GOAL: Identify each line below containing the string "structure" and copy it.

(Figure record listings)
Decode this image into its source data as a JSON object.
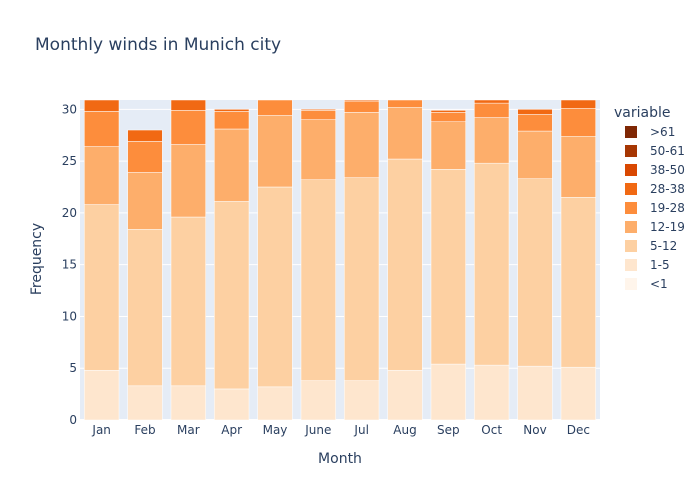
{
  "chart_data": {
    "type": "bar",
    "barmode": "stack",
    "title": "Monthly winds in Munich city",
    "xlabel": "Month",
    "ylabel": "Frequency",
    "ylim": [
      0,
      30.9
    ],
    "yticks": [
      0,
      5,
      10,
      15,
      20,
      25,
      30
    ],
    "legend_title": "variable",
    "legend_position": "right",
    "categories": [
      "Jan",
      "Feb",
      "Mar",
      "Apr",
      "May",
      "June",
      "Jul",
      "Aug",
      "Sep",
      "Oct",
      "Nov",
      "Dec"
    ],
    "series": [
      {
        "name": "<1",
        "color": "#fff5eb",
        "values": [
          0,
          0,
          0,
          0,
          0,
          0,
          0,
          0,
          0,
          0,
          0,
          0
        ]
      },
      {
        "name": "1-5",
        "color": "#fee6ce",
        "values": [
          4.8,
          3.3,
          3.3,
          3.0,
          3.2,
          3.8,
          3.8,
          4.8,
          5.4,
          5.3,
          5.2,
          5.1
        ]
      },
      {
        "name": "5-12",
        "color": "#fdd0a2",
        "values": [
          16.0,
          15.1,
          16.3,
          18.1,
          19.3,
          19.4,
          19.6,
          20.4,
          18.8,
          19.5,
          18.1,
          16.4
        ]
      },
      {
        "name": "12-19",
        "color": "#fdae6b",
        "values": [
          5.6,
          5.5,
          7.0,
          7.0,
          6.9,
          5.8,
          6.3,
          5.0,
          4.6,
          4.4,
          4.6,
          5.9
        ]
      },
      {
        "name": "19-28",
        "color": "#fd8d3c",
        "values": [
          3.4,
          3.0,
          3.3,
          1.7,
          1.5,
          0.9,
          1.1,
          0.7,
          0.9,
          1.4,
          1.6,
          2.7
        ]
      },
      {
        "name": "28-38",
        "color": "#f16913",
        "values": [
          1.1,
          1.1,
          1.0,
          0.2,
          0.2,
          0.1,
          0.2,
          0.1,
          0.2,
          0.3,
          0.5,
          0.8
        ]
      },
      {
        "name": "38-50",
        "color": "#d94801",
        "values": [
          0,
          0,
          0,
          0,
          0,
          0,
          0,
          0,
          0,
          0,
          0,
          0
        ]
      },
      {
        "name": "50-61",
        "color": "#a63603",
        "values": [
          0,
          0,
          0,
          0,
          0,
          0,
          0,
          0,
          0,
          0,
          0,
          0
        ]
      },
      {
        "name": ">61",
        "color": "#7f2704",
        "values": [
          0,
          0,
          0,
          0,
          0,
          0,
          0,
          0,
          0,
          0,
          0,
          0
        ]
      }
    ]
  }
}
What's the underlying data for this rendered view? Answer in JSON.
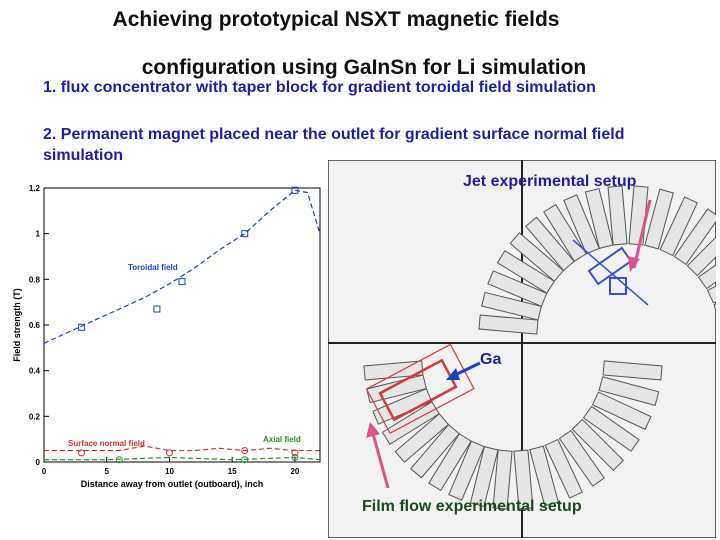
{
  "slide": {
    "title_line1": "Achieving prototypical NSXT magnetic fields",
    "title_line2": "configuration using GaInSn for Li simulation",
    "point1": "1. flux concentrator with taper block for gradient toroidal field simulation",
    "point2": "2. Permanent magnet placed near the outlet for gradient surface normal field simulation"
  },
  "photo": {
    "jet_caption": "Jet experimental setup",
    "film_caption": "Film flow experimental setup",
    "ga_label": "Ga",
    "colors": {
      "jet": "#3b4fd0",
      "film": "#d33a3a",
      "arrow_jet": "#e0508a",
      "arrow_film": "#e0508a"
    }
  },
  "chart_data": {
    "type": "line",
    "xlabel": "Distance away from outlet (outboard), inch",
    "ylabel": "Field strength (T)",
    "xlim": [
      0,
      22
    ],
    "ylim": [
      0,
      1.2
    ],
    "xticks": [
      "0",
      "5",
      "10",
      "15",
      "20"
    ],
    "yticks": [
      "0",
      "0.2",
      "0.4",
      "0.6",
      "0.8",
      "1",
      "1.2"
    ],
    "series": [
      {
        "name": "Toroidal field",
        "color": "#1f3fbf",
        "x": [
          0,
          2,
          4,
          6,
          8,
          10,
          12,
          14,
          16,
          18,
          20,
          21,
          22
        ],
        "y": [
          0.52,
          0.57,
          0.62,
          0.67,
          0.72,
          0.78,
          0.85,
          0.93,
          1.0,
          1.1,
          1.19,
          1.18,
          1.0
        ],
        "markers_x": [
          3,
          9,
          11,
          16,
          20
        ],
        "markers_y": [
          0.59,
          0.67,
          0.79,
          1.0,
          1.19
        ]
      },
      {
        "name": "Surface normal field",
        "color": "#d03030",
        "x": [
          0,
          3,
          6,
          8,
          10,
          12,
          14,
          16,
          18,
          20,
          22
        ],
        "y": [
          0.05,
          0.05,
          0.05,
          0.07,
          0.05,
          0.05,
          0.06,
          0.05,
          0.06,
          0.05,
          0.05
        ],
        "markers_x": [
          3,
          10,
          16,
          20
        ],
        "markers_y": [
          0.04,
          0.04,
          0.05,
          0.04
        ]
      },
      {
        "name": "Axial field",
        "color": "#2e8b2e",
        "x": [
          0,
          5,
          10,
          15,
          20,
          22
        ],
        "y": [
          0.01,
          0.01,
          0.02,
          0.01,
          0.02,
          0.01
        ],
        "markers_x": [
          6,
          16,
          20
        ],
        "markers_y": [
          0.01,
          0.01,
          0.02
        ]
      }
    ]
  }
}
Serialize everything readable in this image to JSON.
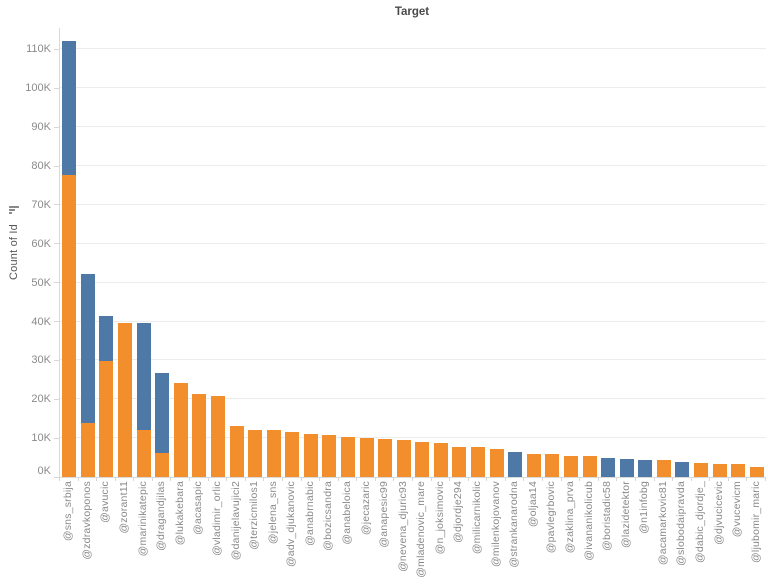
{
  "colors": {
    "orange": "#f28e2b",
    "blue": "#4e79a7",
    "gridline": "#ececec",
    "axis_rule": "#d9d9d9",
    "tick_text": "#8a8a8a",
    "title_text": "#4a4a4a"
  },
  "chart_data": {
    "type": "bar",
    "stacked": true,
    "title": "Target",
    "xlabel": "",
    "ylabel": "Count of Id",
    "value_unit": "K (thousands)",
    "ylim": [
      0,
      115.5
    ],
    "ytick_step": 10,
    "ytick_labels": [
      "0K",
      "10K",
      "20K",
      "30K",
      "40K",
      "50K",
      "60K",
      "70K",
      "80K",
      "90K",
      "100K",
      "110K"
    ],
    "grid": true,
    "legend": "none",
    "sort": "descending by total",
    "categories": [
      "@sns_srbija",
      "@zdravkoponos",
      "@avucic",
      "@zorant11",
      "@marinikatepic",
      "@dragandjilas",
      "@lukakebara",
      "@acasapic",
      "@vladimir_orlic",
      "@danijelavujici2",
      "@terzicmilos1",
      "@jelena_sns",
      "@adv_djukanovic",
      "@anabrnabic",
      "@bozicsandra",
      "@anabeloica",
      "@jecazaric",
      "@anapesic99",
      "@nevena_djuric93",
      "@mladenovic_mare",
      "@n_joksimovic",
      "@djordje294",
      "@milicarnikolic",
      "@milenkojovanov",
      "@strankanarodna",
      "@oljaa14",
      "@pavlegrbovic",
      "@zaklina_prva",
      "@ivananikolicub",
      "@boristadic58",
      "@lazidetektor",
      "@n1infobg",
      "@acamarkovic81",
      "@slobodaipravda",
      "@dabic_djordje_",
      "@djvucicevic",
      "@vucevicm",
      "@ljubomir_maric"
    ],
    "series": [
      {
        "name": "orange-segment",
        "color": "#f28e2b",
        "values": [
          77.6,
          13.9,
          29.8,
          39.6,
          12.1,
          6.2,
          24.2,
          21.3,
          20.8,
          13.1,
          12.1,
          12.1,
          11.6,
          11.1,
          10.8,
          10.3,
          10.0,
          9.8,
          9.5,
          9.0,
          8.7,
          7.7,
          7.8,
          7.2,
          0,
          5.9,
          5.8,
          5.4,
          5.5,
          0,
          0,
          0,
          4.4,
          0,
          3.6,
          3.4,
          3.3,
          2.7
        ]
      },
      {
        "name": "blue-segment",
        "color": "#4e79a7",
        "values": [
          34.5,
          38.3,
          11.6,
          0,
          27.5,
          20.5,
          0,
          0,
          0,
          0,
          0,
          0,
          0,
          0,
          0,
          0,
          0,
          0,
          0,
          0,
          0,
          0,
          0,
          0,
          6.4,
          0,
          0,
          0,
          0,
          5.0,
          4.6,
          4.5,
          0,
          3.9,
          0,
          0,
          0,
          0
        ]
      }
    ]
  }
}
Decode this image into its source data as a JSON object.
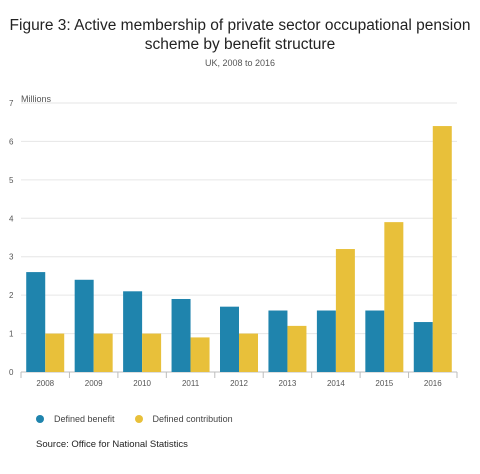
{
  "title_lines": [
    "Figure 3: Active membership of private sector occupational pension",
    "scheme by benefit structure"
  ],
  "subtitle": "UK, 2008 to 2016",
  "units_label": "Millions",
  "source": "Source: Office for National Statistics",
  "colors": {
    "defined_benefit": "#1f84ad",
    "defined_contribution": "#e8c03a"
  },
  "chart_data": {
    "type": "bar",
    "title": "Figure 3: Active membership of private sector occupational pension scheme by benefit structure",
    "subtitle": "UK, 2008 to 2016",
    "ylabel": "Millions",
    "xlabel": "",
    "ylim": [
      0,
      7
    ],
    "yticks": [
      0,
      1,
      2,
      3,
      4,
      5,
      6,
      7
    ],
    "categories": [
      "2008",
      "2009",
      "2010",
      "2011",
      "2012",
      "2013",
      "2014",
      "2015",
      "2016"
    ],
    "series": [
      {
        "name": "Defined benefit",
        "values": [
          2.6,
          2.4,
          2.1,
          1.9,
          1.7,
          1.6,
          1.6,
          1.6,
          1.3
        ]
      },
      {
        "name": "Defined contribution",
        "values": [
          1.0,
          1.0,
          1.0,
          0.9,
          1.0,
          1.2,
          3.2,
          3.9,
          6.4
        ]
      }
    ],
    "grid": true,
    "legend": "bottom-left"
  }
}
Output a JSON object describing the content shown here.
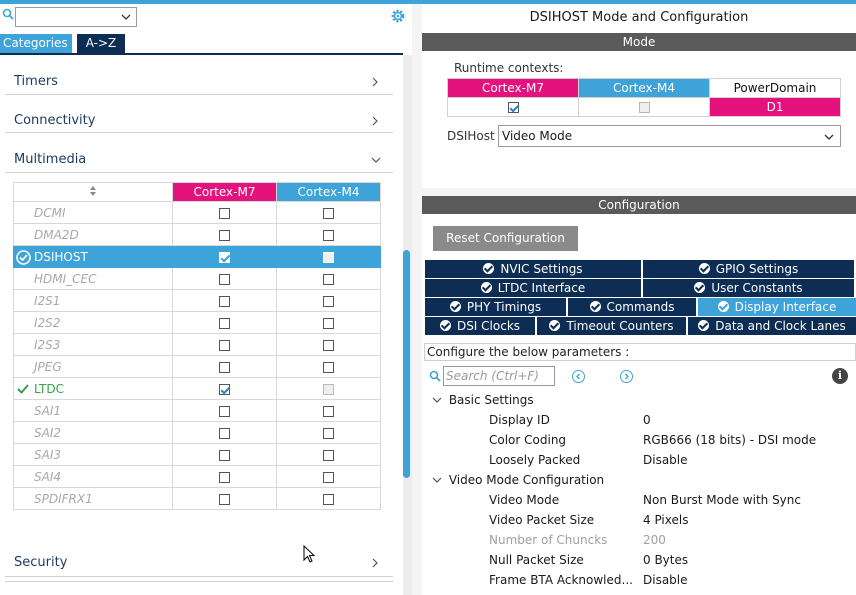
{
  "toolbar": {
    "category_tab": "Categories",
    "az_tab": "A->Z"
  },
  "categories": [
    {
      "label": "Timers",
      "expanded": false
    },
    {
      "label": "Connectivity",
      "expanded": false
    },
    {
      "label": "Multimedia",
      "expanded": true
    },
    {
      "label": "Security",
      "expanded": false
    }
  ],
  "ip_table": {
    "columns": [
      "",
      "Cortex-M7",
      "Cortex-M4"
    ],
    "rows": [
      {
        "name": "DCMI",
        "m7": false,
        "m4": false,
        "state": "disabled"
      },
      {
        "name": "DMA2D",
        "m7": false,
        "m4": false,
        "state": "disabled"
      },
      {
        "name": "DSIHOST",
        "m7": true,
        "m4": false,
        "state": "selected"
      },
      {
        "name": "HDMI_CEC",
        "m7": false,
        "m4": false,
        "state": "disabled"
      },
      {
        "name": "I2S1",
        "m7": false,
        "m4": false,
        "state": "disabled"
      },
      {
        "name": "I2S2",
        "m7": false,
        "m4": false,
        "state": "disabled"
      },
      {
        "name": "I2S3",
        "m7": false,
        "m4": false,
        "state": "disabled"
      },
      {
        "name": "JPEG",
        "m7": false,
        "m4": false,
        "state": "disabled"
      },
      {
        "name": "LTDC",
        "m7": true,
        "m4": false,
        "state": "enabled"
      },
      {
        "name": "SAI1",
        "m7": false,
        "m4": false,
        "state": "disabled"
      },
      {
        "name": "SAI2",
        "m7": false,
        "m4": false,
        "state": "disabled"
      },
      {
        "name": "SAI3",
        "m7": false,
        "m4": false,
        "state": "disabled"
      },
      {
        "name": "SAI4",
        "m7": false,
        "m4": false,
        "state": "disabled"
      },
      {
        "name": "SPDIFRX1",
        "m7": false,
        "m4": false,
        "state": "disabled"
      }
    ]
  },
  "right": {
    "title": "DSIHOST Mode and Configuration",
    "mode_header": "Mode",
    "runtime_label": "Runtime contexts:",
    "runtime_cols": [
      "Cortex-M7",
      "Cortex-M4",
      "PowerDomain"
    ],
    "runtime_m7": true,
    "runtime_m4": false,
    "power_domain": "D1",
    "dsihost_label": "DSIHost",
    "dsihost_value": "Video Mode",
    "config_header": "Configuration",
    "reset_button": "Reset Configuration",
    "tabs_row1": [
      "NVIC Settings",
      "GPIO Settings"
    ],
    "tabs_row2": [
      "LTDC Interface",
      "User Constants"
    ],
    "tabs_row3": [
      "PHY Timings",
      "Commands",
      "Display Interface"
    ],
    "tabs_row4": [
      "DSI Clocks",
      "Timeout Counters",
      "Data and Clock Lanes"
    ],
    "active_tab": "Display Interface",
    "configure_text": "Configure the below parameters :",
    "search_placeholder": "Search (Ctrl+F)",
    "basic_settings": "Basic Settings",
    "video_mode_config": "Video Mode Configuration",
    "params": [
      {
        "name": "Display ID",
        "value": "0",
        "dim": false
      },
      {
        "name": "Color Coding",
        "value": "RGB666 (18 bits) - DSI mode",
        "dim": false
      },
      {
        "name": "Loosely Packed",
        "value": "Disable",
        "dim": false
      },
      {
        "name": "Video Mode",
        "value": "Non Burst Mode with Sync",
        "dim": false
      },
      {
        "name": "Video Packet Size",
        "value": "4 Pixels",
        "dim": false
      },
      {
        "name": "Number of Chuncks",
        "value": "200",
        "dim": true
      },
      {
        "name": "Null Packet Size",
        "value": "0 Bytes",
        "dim": false
      },
      {
        "name": "Frame BTA Acknowled...",
        "value": "Disable",
        "dim": false
      }
    ]
  },
  "colors": {
    "accent": "#3ea3d8",
    "m7": "#e3127d",
    "navy": "#0d2d55",
    "ok": "#33a24a"
  }
}
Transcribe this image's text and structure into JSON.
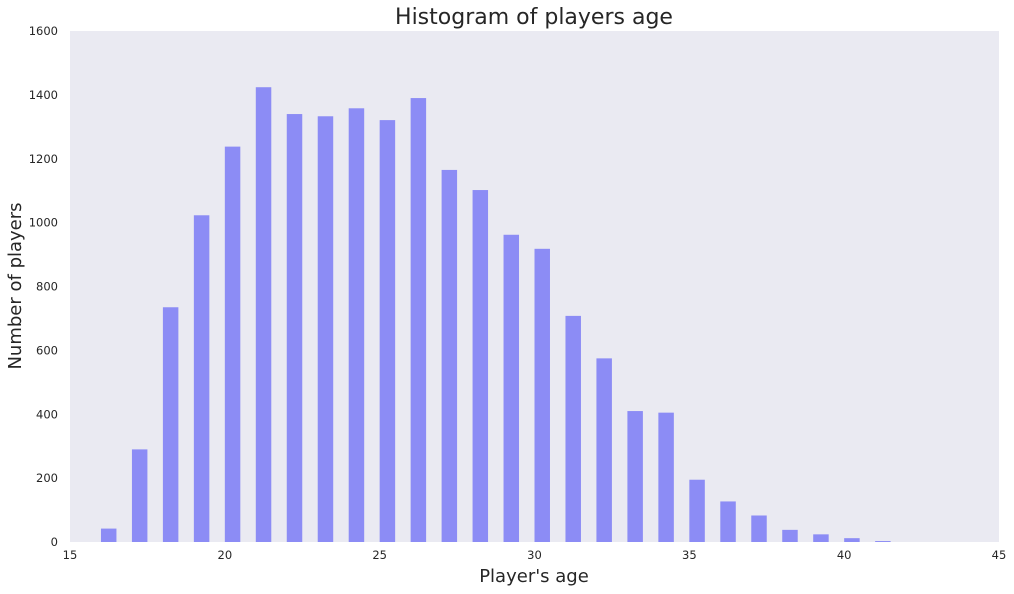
{
  "chart_data": {
    "type": "bar",
    "title": "Histogram of players age",
    "xlabel": "Player's age",
    "ylabel": "Number of players",
    "xlim": [
      15,
      45
    ],
    "ylim": [
      0,
      1600
    ],
    "xticks": [
      15,
      20,
      25,
      30,
      35,
      40,
      45
    ],
    "yticks": [
      0,
      200,
      400,
      600,
      800,
      1000,
      1200,
      1400,
      1600
    ],
    "bin_width": 0.5,
    "grid": false,
    "bar_color": "#8c8cf5",
    "background_color": "#eaeaf2",
    "x": [
      16,
      17,
      18,
      19,
      20,
      21,
      22,
      23,
      24,
      25,
      26,
      27,
      28,
      29,
      30,
      31,
      32,
      33,
      34,
      35,
      36,
      37,
      38,
      39,
      40,
      41
    ],
    "values": [
      42,
      290,
      735,
      1023,
      1238,
      1424,
      1340,
      1333,
      1358,
      1321,
      1390,
      1165,
      1102,
      962,
      918,
      708,
      575,
      410,
      405,
      195,
      127,
      83,
      38,
      24,
      12,
      3
    ]
  }
}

OUTPUT BELOW:
    "scheme by benefit structure"
    "title": "Figure 3: Active membership of private sector occupational pension scheme by benefit structure",
Transcribe this image's text and structure into JSON.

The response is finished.